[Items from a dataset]
********************
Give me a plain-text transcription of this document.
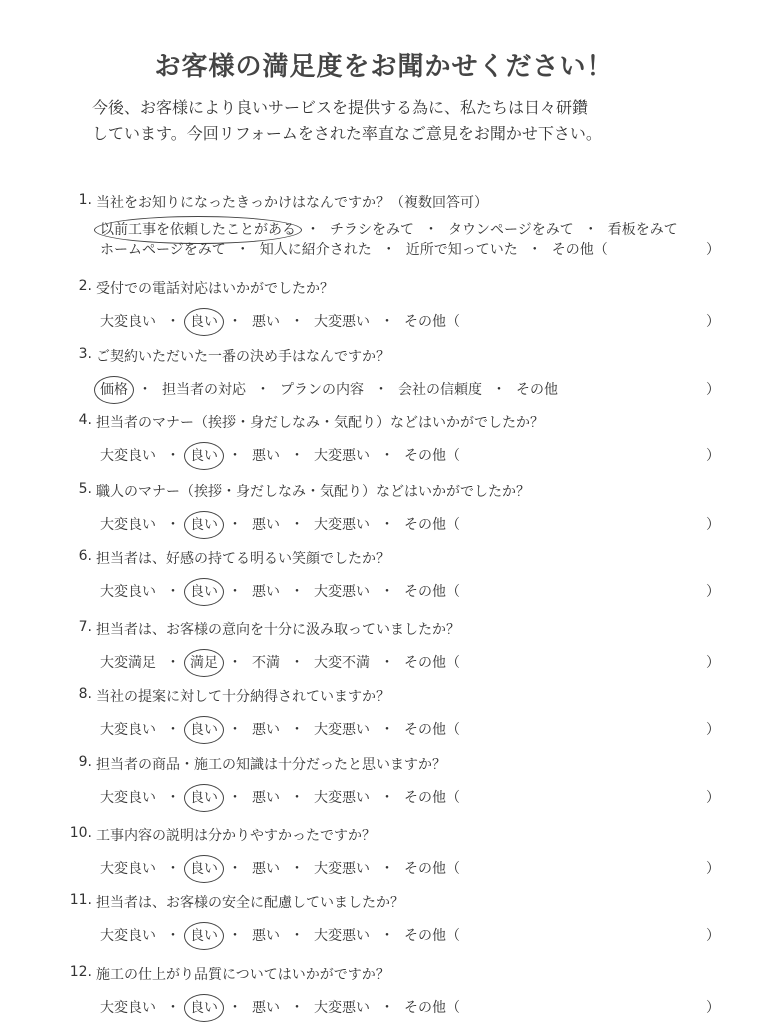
お客様の満足度をお聞かせください！
今後、お客様により良いサービスを提供する為に、私たちは日々研鑽
しています。今回リフォームをされた率直なご意見をお聞かせ下さい。
1. 当社をお知りになったきっかけはなんですか？（複数回答可）
以前工事を依頼したことがある ・ チラシをみて ・ タウンページをみて ・ 看板をみて
ホームページをみて ・ 知人に紹介された ・ 近所で知っていた ・ その他（	）
2. 受付での電話対応はいかがでしたか？
大変良い ・ 良い ・ 悪い ・ 大変悪い ・ その他（	）
3. ご契約いただいた一番の決め手はなんですか？
価格 ・ 担当者の対応 ・ プランの内容 ・ 会社の信頼度 ・ その他	）
4. 担当者のマナー（挨拶・身だしなみ・気配り）などはいかがでしたか？
大変良い ・ 良い ・ 悪い ・ 大変悪い ・ その他（	）
5. 職人のマナー（挨拶・身だしなみ・気配り）などはいかがでしたか？
大変良い ・ 良い ・ 悪い ・ 大変悪い ・ その他（	）
6. 担当者は、好感の持てる明るい笑顔でしたか？
大変良い ・ 良い ・ 悪い ・ 大変悪い ・ その他（	）
7. 担当者は、お客様の意向を十分に汲み取っていましたか？
大変満足 ・ 満足 ・ 不満 ・ 大変不満 ・ その他（	）
8. 当社の提案に対して十分納得されていますか？
大変良い ・ 良い ・ 悪い ・ 大変悪い ・ その他（	）
9. 担当者の商品・施工の知識は十分だったと思いますか？
大変良い ・ 良い ・ 悪い ・ 大変悪い ・ その他（	）
10. 工事内容の説明は分かりやすかったですか？
大変良い ・ 良い ・ 悪い ・ 大変悪い ・ その他（	）
11. 担当者は、お客様の安全に配慮していましたか？
大変良い ・ 良い ・ 悪い ・ 大変悪い ・ その他（	）
12. 施工の仕上がり品質についてはいかがですか？
大変良い ・ 良い ・ 悪い ・ 大変悪い ・ その他（	）
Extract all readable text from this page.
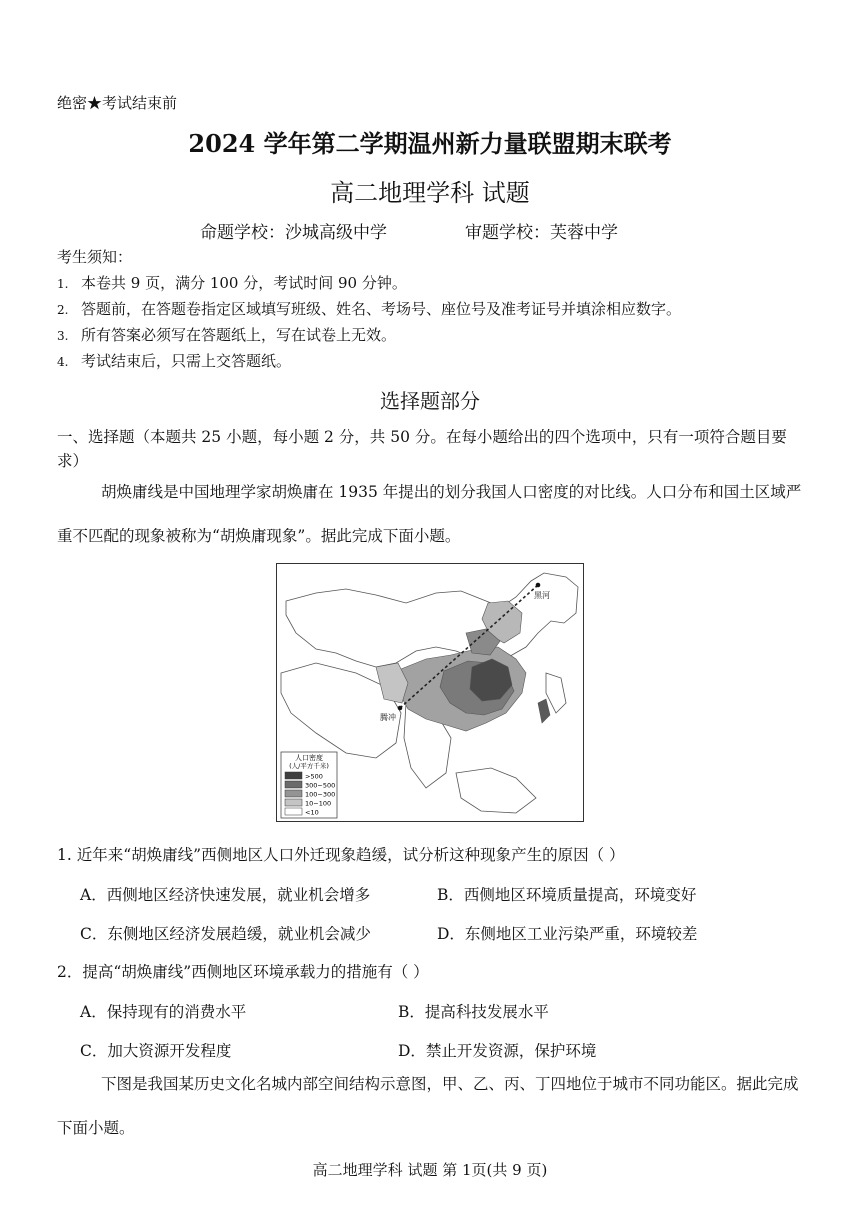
绝密★考试结束前
2024 学年第二学期温州新力量联盟期末联考
高二地理学科 试题
命题学校：沙城高级中学	审题学校：芙蓉中学
考生须知：
1. 本卷共 9 页，满分 100 分，考试时间 90 分钟。
2. 答题前，在答题卷指定区域填写班级、姓名、考场号、座位号及准考证号并填涂相应数字。
3. 所有答案必须写在答题纸上，写在试卷上无效。
4. 考试结束后，只需上交答题纸。
选择题部分
一、选择题（本题共 25 小题，每小题 2 分，共 50 分。在每小题给出的四个选项中，只有一项符合题目要求）
胡焕庸线是中国地理学家胡焕庸在 1935 年提出的划分我国人口密度的对比线。人口分布和国土区域严重不匹配的现象被称为“胡焕庸现象”。据此完成下面小题。
黑河
腾冲
人口密度
(人/平方千米)
>500
300~500
100~300
10~100
<10
1. 近年来“胡焕庸线”西侧地区人口外迁现象趋缓，试分析这种现象产生的原因（ ）
A．西侧地区经济快速发展，就业机会增多	B．西侧地区环境质量提高，环境变好
C．东侧地区经济发展趋缓，就业机会减少	D．东侧地区工业污染严重，环境较差
2．提高“胡焕庸线”西侧地区环境承载力的措施有（ ）
A．保持现有的消费水平	B．提高科技发展水平
C．加大资源开发程度	D．禁止开发资源，保护环境
下图是我国某历史文化名城内部空间结构示意图，甲、乙、丙、丁四地位于城市不同功能区。据此完成下面小题。
高二地理学科 试题 第 1页(共 9 页)
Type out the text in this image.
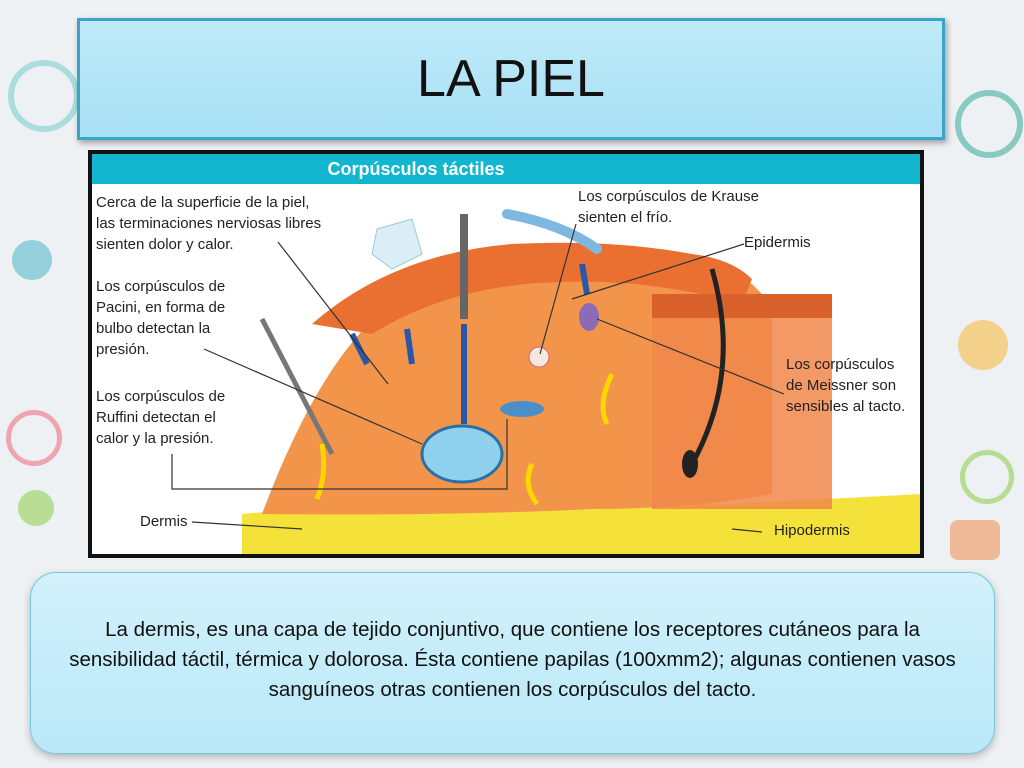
LA PIEL
Corpúsculos táctiles
Cerca de la superficie de la piel,
las terminaciones nerviosas libres
sienten dolor y calor.
Los corpúsculos de
Pacini, en forma de
bulbo detectan la
presión.
Los corpúsculos de
Ruffini detectan el
calor y la presión.
Dermis
Los corpúsculos de Krause
sienten el frío.
Epidermis
Los corpúsculos
de Meissner son
sensibles al tacto.
Hipodermis

La dermis, es una capa de tejido conjuntivo, que contiene los receptores cutáneos para la sensibilidad táctil, térmica y dolorosa. Ésta contiene papilas (100xmm2); algunas contienen vasos sanguíneos otras contienen los corpúsculos del tacto.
********************
→ Required work: Pick out all lines from the data above in which the word "sienten" appears.

→ Output for this task:
sienten dolor y calor.
sienten el frío.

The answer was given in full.